INPUT MATERIAL:
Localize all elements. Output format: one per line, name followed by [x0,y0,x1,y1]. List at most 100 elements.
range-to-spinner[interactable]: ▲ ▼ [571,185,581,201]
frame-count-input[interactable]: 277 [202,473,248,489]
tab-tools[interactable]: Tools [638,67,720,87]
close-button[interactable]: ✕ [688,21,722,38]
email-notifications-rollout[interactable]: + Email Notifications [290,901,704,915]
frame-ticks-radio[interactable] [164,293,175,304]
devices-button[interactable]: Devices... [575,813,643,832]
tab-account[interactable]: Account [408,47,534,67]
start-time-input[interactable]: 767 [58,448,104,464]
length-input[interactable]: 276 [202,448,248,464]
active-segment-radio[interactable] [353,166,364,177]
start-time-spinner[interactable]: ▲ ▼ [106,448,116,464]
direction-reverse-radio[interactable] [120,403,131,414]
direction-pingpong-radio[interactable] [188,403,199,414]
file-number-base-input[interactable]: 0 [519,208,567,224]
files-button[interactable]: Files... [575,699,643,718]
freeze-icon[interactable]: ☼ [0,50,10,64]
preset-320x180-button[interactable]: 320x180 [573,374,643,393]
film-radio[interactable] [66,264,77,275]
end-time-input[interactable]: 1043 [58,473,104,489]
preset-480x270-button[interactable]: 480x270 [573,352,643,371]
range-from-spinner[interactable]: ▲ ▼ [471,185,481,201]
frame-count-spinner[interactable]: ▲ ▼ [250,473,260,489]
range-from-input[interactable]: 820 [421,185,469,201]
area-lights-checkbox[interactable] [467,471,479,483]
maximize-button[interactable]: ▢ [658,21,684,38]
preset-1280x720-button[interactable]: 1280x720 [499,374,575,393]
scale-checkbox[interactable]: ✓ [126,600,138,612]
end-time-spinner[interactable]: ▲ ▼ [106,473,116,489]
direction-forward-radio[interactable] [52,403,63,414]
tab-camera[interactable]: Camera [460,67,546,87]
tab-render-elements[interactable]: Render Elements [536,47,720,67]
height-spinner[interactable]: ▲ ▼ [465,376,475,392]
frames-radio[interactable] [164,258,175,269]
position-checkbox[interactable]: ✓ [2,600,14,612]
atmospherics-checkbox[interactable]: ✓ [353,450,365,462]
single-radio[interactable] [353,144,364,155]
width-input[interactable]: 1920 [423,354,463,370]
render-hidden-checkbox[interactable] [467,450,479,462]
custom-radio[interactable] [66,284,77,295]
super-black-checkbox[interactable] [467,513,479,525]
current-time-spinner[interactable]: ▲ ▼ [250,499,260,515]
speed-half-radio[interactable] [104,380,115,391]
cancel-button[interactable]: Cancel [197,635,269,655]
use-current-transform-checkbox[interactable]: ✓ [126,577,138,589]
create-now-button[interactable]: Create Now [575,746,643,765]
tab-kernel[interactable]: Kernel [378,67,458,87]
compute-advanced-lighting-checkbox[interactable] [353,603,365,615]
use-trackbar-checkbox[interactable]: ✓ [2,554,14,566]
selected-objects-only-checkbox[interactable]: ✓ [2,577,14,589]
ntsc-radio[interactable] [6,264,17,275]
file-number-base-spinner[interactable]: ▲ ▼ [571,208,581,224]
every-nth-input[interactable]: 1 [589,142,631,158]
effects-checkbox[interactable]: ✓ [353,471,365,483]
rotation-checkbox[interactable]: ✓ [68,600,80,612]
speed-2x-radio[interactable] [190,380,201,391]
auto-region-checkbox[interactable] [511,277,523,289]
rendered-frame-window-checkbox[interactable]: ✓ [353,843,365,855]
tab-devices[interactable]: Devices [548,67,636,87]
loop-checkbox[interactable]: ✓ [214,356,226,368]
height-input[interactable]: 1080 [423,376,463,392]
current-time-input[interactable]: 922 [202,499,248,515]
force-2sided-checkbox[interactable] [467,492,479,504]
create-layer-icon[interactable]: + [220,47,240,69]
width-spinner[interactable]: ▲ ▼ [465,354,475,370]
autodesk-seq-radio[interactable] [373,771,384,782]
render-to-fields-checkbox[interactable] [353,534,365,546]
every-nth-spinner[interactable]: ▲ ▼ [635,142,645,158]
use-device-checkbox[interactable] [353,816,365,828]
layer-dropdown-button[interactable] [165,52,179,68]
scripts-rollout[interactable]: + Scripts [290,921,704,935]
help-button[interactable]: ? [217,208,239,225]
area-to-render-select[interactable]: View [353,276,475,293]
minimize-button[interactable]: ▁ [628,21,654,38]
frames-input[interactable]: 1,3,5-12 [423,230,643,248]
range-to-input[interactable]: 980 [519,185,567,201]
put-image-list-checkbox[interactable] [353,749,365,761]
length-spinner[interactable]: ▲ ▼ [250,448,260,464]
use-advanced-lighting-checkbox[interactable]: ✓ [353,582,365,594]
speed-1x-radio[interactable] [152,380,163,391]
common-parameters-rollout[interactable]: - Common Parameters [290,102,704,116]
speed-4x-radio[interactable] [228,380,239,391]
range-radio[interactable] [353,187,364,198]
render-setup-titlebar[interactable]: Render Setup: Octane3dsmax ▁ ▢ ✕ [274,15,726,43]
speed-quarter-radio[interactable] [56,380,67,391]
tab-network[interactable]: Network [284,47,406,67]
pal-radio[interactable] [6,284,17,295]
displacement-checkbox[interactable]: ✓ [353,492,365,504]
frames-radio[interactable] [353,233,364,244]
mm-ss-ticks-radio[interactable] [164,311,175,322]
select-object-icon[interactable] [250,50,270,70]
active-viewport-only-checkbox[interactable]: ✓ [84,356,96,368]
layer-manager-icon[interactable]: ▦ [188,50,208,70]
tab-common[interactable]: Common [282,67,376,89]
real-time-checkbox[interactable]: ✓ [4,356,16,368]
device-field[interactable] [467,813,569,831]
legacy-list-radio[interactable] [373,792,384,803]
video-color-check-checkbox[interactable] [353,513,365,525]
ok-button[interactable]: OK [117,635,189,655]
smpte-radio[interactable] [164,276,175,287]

GIVEN REQUEST: Reproduce every line of the data above without any changes.

TASK RESULT:
Localize all elements. Output format: one per line, name followed by [x0,y0,x1,y1]. List at most 100 elements.
range-to-spinner[interactable]: ▲ ▼ [571,185,581,201]
frame-count-input[interactable]: 277 [202,473,248,489]
tab-tools[interactable]: Tools [638,67,720,87]
close-button[interactable]: ✕ [688,21,722,38]
email-notifications-rollout[interactable]: + Email Notifications [290,901,704,915]
frame-ticks-radio[interactable] [164,293,175,304]
devices-button[interactable]: Devices... [575,813,643,832]
tab-account[interactable]: Account [408,47,534,67]
start-time-input[interactable]: 767 [58,448,104,464]
length-input[interactable]: 276 [202,448,248,464]
active-segment-radio[interactable] [353,166,364,177]
start-time-spinner[interactable]: ▲ ▼ [106,448,116,464]
direction-reverse-radio[interactable] [120,403,131,414]
direction-pingpong-radio[interactable] [188,403,199,414]
file-number-base-input[interactable]: 0 [519,208,567,224]
files-button[interactable]: Files... [575,699,643,718]
freeze-icon[interactable]: ☼ [0,50,10,64]
preset-320x180-button[interactable]: 320x180 [573,374,643,393]
film-radio[interactable] [66,264,77,275]
end-time-input[interactable]: 1043 [58,473,104,489]
preset-480x270-button[interactable]: 480x270 [573,352,643,371]
range-from-spinner[interactable]: ▲ ▼ [471,185,481,201]
frame-count-spinner[interactable]: ▲ ▼ [250,473,260,489]
range-from-input[interactable]: 820 [421,185,469,201]
area-lights-checkbox[interactable] [467,471,479,483]
maximize-button[interactable]: ▢ [658,21,684,38]
preset-1280x720-button[interactable]: 1280x720 [499,374,575,393]
scale-checkbox[interactable]: ✓ [126,600,138,612]
end-time-spinner[interactable]: ▲ ▼ [106,473,116,489]
direction-forward-radio[interactable] [52,403,63,414]
tab-camera[interactable]: Camera [460,67,546,87]
tab-render-elements[interactable]: Render Elements [536,47,720,67]
height-spinner[interactable]: ▲ ▼ [465,376,475,392]
frames-radio[interactable] [164,258,175,269]
position-checkbox[interactable]: ✓ [2,600,14,612]
atmospherics-checkbox[interactable]: ✓ [353,450,365,462]
single-radio[interactable] [353,144,364,155]
width-input[interactable]: 1920 [423,354,463,370]
render-hidden-checkbox[interactable] [467,450,479,462]
custom-radio[interactable] [66,284,77,295]
super-black-checkbox[interactable] [467,513,479,525]
current-time-spinner[interactable]: ▲ ▼ [250,499,260,515]
speed-half-radio[interactable] [104,380,115,391]
cancel-button[interactable]: Cancel [197,635,269,655]
use-current-transform-checkbox[interactable]: ✓ [126,577,138,589]
create-now-button[interactable]: Create Now [575,746,643,765]
tab-kernel[interactable]: Kernel [378,67,458,87]
compute-advanced-lighting-checkbox[interactable] [353,603,365,615]
use-trackbar-checkbox[interactable]: ✓ [2,554,14,566]
selected-objects-only-checkbox[interactable]: ✓ [2,577,14,589]
ntsc-radio[interactable] [6,264,17,275]
file-number-base-spinner[interactable]: ▲ ▼ [571,208,581,224]
every-nth-input[interactable]: 1 [589,142,631,158]
effects-checkbox[interactable]: ✓ [353,471,365,483]
rotation-checkbox[interactable]: ✓ [68,600,80,612]
speed-2x-radio[interactable] [190,380,201,391]
auto-region-checkbox[interactable] [511,277,523,289]
rendered-frame-window-checkbox[interactable]: ✓ [353,843,365,855]
tab-devices[interactable]: Devices [548,67,636,87]
loop-checkbox[interactable]: ✓ [214,356,226,368]
height-input[interactable]: 1080 [423,376,463,392]
current-time-input[interactable]: 922 [202,499,248,515]
force-2sided-checkbox[interactable] [467,492,479,504]
create-layer-icon[interactable]: + [220,47,240,69]
width-spinner[interactable]: ▲ ▼ [465,354,475,370]
autodesk-seq-radio[interactable] [373,771,384,782]
render-to-fields-checkbox[interactable] [353,534,365,546]
every-nth-spinner[interactable]: ▲ ▼ [635,142,645,158]
use-device-checkbox[interactable] [353,816,365,828]
layer-dropdown-button[interactable] [165,52,179,68]
scripts-rollout[interactable]: + Scripts [290,921,704,935]
help-button[interactable]: ? [217,208,239,225]
area-to-render-select[interactable]: View [353,276,475,293]
minimize-button[interactable]: ▁ [628,21,654,38]
frames-input[interactable]: 1,3,5-12 [423,230,643,248]
range-to-input[interactable]: 980 [519,185,567,201]
put-image-list-checkbox[interactable] [353,749,365,761]
length-spinner[interactable]: ▲ ▼ [250,448,260,464]
use-advanced-lighting-checkbox[interactable]: ✓ [353,582,365,594]
speed-1x-radio[interactable] [152,380,163,391]
common-parameters-rollout[interactable]: - Common Parameters [290,102,704,116]
speed-4x-radio[interactable] [228,380,239,391]
range-radio[interactable] [353,187,364,198]
render-setup-titlebar[interactable]: Render Setup: Octane3dsmax ▁ ▢ ✕ [274,15,726,43]
speed-quarter-radio[interactable] [56,380,67,391]
tab-network[interactable]: Network [284,47,406,67]
pal-radio[interactable] [6,284,17,295]
displacement-checkbox[interactable]: ✓ [353,492,365,504]
frames-radio[interactable] [353,233,364,244]
mm-ss-ticks-radio[interactable] [164,311,175,322]
select-object-icon[interactable] [250,50,270,70]
active-viewport-only-checkbox[interactable]: ✓ [84,356,96,368]
layer-manager-icon[interactable]: ▦ [188,50,208,70]
tab-common[interactable]: Common [282,67,376,89]
real-time-checkbox[interactable]: ✓ [4,356,16,368]
device-field[interactable] [467,813,569,831]
legacy-list-radio[interactable] [373,792,384,803]
video-color-check-checkbox[interactable] [353,513,365,525]
ok-button[interactable]: OK [117,635,189,655]
smpte-radio[interactable] [164,276,175,287]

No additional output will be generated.